=== REQUIREMENTS ===
Select, from the data, each line where "ylabel" occurs.

** START OF MATERIAL **

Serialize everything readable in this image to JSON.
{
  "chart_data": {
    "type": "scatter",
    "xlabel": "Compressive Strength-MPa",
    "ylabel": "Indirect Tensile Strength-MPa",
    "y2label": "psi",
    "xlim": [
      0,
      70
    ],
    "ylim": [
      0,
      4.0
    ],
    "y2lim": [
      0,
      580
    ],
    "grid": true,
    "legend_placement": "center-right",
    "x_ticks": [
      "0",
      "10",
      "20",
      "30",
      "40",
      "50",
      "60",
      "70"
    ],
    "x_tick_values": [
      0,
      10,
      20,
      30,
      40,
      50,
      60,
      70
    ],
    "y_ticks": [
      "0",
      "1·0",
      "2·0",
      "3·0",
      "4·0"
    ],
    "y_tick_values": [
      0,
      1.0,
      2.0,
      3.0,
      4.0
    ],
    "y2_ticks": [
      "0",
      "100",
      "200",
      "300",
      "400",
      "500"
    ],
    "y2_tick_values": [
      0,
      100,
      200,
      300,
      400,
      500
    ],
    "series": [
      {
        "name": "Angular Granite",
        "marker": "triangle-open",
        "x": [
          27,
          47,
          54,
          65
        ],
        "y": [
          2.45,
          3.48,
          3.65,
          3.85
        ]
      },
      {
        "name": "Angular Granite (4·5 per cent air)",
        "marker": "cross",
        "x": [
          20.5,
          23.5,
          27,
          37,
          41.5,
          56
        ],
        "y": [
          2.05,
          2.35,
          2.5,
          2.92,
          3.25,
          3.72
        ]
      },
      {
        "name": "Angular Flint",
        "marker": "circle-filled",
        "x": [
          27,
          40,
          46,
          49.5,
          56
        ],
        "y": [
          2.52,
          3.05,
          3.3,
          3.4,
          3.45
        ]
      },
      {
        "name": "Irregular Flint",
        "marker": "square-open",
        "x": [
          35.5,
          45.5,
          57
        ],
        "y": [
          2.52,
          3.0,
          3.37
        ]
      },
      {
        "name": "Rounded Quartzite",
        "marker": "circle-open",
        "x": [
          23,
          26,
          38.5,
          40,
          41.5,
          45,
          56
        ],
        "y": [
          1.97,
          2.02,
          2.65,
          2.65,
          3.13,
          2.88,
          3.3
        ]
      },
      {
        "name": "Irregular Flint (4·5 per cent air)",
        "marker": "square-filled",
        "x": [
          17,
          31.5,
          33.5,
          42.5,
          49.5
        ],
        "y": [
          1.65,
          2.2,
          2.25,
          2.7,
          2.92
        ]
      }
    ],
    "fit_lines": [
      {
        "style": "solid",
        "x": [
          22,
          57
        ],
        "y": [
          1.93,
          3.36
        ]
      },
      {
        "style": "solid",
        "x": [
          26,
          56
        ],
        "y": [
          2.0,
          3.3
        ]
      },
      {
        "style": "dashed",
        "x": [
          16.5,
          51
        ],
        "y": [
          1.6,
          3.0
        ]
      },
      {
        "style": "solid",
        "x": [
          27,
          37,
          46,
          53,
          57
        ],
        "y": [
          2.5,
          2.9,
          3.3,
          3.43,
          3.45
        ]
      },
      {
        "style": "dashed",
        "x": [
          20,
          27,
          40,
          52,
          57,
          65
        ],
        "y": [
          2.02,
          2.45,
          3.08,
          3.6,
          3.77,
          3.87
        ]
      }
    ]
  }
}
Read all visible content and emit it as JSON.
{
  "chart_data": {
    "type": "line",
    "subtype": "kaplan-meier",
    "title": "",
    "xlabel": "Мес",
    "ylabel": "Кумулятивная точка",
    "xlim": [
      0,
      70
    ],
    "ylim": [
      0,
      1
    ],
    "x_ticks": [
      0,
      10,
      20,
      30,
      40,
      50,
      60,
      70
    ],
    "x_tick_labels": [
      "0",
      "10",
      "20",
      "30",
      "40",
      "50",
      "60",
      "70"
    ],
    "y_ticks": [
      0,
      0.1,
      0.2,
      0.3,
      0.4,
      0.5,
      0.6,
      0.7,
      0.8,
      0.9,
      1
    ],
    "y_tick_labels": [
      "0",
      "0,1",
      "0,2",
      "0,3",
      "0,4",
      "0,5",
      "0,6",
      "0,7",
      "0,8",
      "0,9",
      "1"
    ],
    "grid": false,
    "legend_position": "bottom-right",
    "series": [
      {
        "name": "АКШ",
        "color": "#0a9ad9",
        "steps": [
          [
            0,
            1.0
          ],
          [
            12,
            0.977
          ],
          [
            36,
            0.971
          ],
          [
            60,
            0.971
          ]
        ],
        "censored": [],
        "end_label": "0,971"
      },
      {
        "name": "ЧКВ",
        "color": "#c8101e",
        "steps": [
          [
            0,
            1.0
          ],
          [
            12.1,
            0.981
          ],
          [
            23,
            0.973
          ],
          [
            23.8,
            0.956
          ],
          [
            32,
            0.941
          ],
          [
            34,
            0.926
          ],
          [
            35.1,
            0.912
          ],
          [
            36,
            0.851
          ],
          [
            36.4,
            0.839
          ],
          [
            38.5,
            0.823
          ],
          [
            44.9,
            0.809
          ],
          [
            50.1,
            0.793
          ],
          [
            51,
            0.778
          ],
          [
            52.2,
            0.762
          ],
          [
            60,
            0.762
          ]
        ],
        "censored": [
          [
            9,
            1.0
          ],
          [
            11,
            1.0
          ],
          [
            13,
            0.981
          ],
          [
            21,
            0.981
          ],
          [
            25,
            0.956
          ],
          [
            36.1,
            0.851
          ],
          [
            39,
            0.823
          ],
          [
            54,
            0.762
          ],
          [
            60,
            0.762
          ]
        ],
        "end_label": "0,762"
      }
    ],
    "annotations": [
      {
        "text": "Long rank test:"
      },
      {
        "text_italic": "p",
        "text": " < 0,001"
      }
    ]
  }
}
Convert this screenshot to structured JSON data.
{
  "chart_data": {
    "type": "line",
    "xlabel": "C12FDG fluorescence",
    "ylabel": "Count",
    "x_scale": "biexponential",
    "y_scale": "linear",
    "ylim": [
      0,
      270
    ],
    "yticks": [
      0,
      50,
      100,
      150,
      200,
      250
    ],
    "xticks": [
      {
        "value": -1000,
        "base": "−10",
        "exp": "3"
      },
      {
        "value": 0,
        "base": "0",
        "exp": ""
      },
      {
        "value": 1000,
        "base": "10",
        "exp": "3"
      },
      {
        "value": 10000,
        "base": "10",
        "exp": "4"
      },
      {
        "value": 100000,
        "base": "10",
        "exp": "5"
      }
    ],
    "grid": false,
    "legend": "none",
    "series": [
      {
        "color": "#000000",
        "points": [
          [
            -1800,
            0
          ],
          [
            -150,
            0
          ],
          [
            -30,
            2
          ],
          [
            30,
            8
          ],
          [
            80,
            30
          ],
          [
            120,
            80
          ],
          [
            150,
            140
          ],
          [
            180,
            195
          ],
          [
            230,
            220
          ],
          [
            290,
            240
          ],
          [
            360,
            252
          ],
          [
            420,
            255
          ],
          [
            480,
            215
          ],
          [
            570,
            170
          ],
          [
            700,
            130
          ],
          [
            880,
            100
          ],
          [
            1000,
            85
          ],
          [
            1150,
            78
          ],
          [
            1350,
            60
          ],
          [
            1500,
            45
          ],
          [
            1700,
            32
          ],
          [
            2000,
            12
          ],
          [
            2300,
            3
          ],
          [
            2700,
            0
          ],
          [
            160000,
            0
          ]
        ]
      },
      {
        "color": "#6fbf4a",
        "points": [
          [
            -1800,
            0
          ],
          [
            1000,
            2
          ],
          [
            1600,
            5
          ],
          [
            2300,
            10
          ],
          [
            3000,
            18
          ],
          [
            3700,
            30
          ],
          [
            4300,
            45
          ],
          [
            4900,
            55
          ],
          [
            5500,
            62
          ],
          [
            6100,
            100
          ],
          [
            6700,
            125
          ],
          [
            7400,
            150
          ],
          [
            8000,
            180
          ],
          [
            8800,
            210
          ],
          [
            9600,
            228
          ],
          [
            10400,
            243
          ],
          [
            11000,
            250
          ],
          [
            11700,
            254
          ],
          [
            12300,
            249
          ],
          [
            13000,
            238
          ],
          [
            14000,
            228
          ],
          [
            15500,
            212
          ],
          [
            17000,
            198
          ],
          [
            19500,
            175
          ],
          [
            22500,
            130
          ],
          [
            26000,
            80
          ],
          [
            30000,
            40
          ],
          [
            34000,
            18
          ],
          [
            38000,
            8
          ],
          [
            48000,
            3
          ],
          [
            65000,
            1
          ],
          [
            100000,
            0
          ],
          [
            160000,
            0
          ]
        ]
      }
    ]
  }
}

** END OF MATERIAL **

=== OUTPUT FOR THIS TASK ===
    "ylabel": "Indirect Tensile Strength-MPa",
    "ylabel": "Кумулятивная точка",
    "ylabel": "Count",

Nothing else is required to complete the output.